## SOURCE DATA

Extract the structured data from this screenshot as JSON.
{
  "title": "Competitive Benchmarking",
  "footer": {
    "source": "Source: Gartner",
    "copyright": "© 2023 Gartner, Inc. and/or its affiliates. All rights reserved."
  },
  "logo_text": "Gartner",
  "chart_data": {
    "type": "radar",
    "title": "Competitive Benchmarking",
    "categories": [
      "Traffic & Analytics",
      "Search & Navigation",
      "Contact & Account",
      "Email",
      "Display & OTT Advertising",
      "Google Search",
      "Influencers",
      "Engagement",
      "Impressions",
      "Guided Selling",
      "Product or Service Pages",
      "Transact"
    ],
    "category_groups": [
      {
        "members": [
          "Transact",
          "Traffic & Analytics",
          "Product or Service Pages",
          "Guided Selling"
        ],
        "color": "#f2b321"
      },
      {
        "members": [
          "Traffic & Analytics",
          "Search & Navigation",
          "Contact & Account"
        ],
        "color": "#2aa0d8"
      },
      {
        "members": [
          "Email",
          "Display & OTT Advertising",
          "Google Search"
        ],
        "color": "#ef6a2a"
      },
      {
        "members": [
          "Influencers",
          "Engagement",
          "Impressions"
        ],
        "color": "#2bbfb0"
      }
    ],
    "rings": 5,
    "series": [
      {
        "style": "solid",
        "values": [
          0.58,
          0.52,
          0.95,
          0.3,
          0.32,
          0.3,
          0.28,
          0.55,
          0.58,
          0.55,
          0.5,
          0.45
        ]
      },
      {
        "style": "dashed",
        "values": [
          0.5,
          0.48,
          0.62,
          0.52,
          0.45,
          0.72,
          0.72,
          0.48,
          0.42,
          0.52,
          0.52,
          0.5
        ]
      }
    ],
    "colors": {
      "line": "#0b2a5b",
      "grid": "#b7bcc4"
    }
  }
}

## TO BE DONE
Each entry above is to be printed again exactly.

## RESPONSE
Extract the structured data from this screenshot as JSON.
{
  "title": "Competitive Benchmarking",
  "footer": {
    "source": "Source: Gartner",
    "copyright": "© 2023 Gartner, Inc. and/or its affiliates. All rights reserved."
  },
  "logo_text": "Gartner",
  "chart_data": {
    "type": "radar",
    "title": "Competitive Benchmarking",
    "categories": [
      "Traffic & Analytics",
      "Search & Navigation",
      "Contact & Account",
      "Email",
      "Display & OTT Advertising",
      "Google Search",
      "Influencers",
      "Engagement",
      "Impressions",
      "Guided Selling",
      "Product or Service Pages",
      "Transact"
    ],
    "category_groups": [
      {
        "members": [
          "Transact",
          "Traffic & Analytics",
          "Product or Service Pages",
          "Guided Selling"
        ],
        "color": "#f2b321"
      },
      {
        "members": [
          "Traffic & Analytics",
          "Search & Navigation",
          "Contact & Account"
        ],
        "color": "#2aa0d8"
      },
      {
        "members": [
          "Email",
          "Display & OTT Advertising",
          "Google Search"
        ],
        "color": "#ef6a2a"
      },
      {
        "members": [
          "Influencers",
          "Engagement",
          "Impressions"
        ],
        "color": "#2bbfb0"
      }
    ],
    "rings": 5,
    "series": [
      {
        "style": "solid",
        "values": [
          0.58,
          0.52,
          0.95,
          0.3,
          0.32,
          0.3,
          0.28,
          0.55,
          0.58,
          0.55,
          0.5,
          0.45
        ]
      },
      {
        "style": "dashed",
        "values": [
          0.5,
          0.48,
          0.62,
          0.52,
          0.45,
          0.72,
          0.72,
          0.48,
          0.42,
          0.52,
          0.52,
          0.5
        ]
      }
    ],
    "colors": {
      "line": "#0b2a5b",
      "grid": "#b7bcc4"
    }
  }
}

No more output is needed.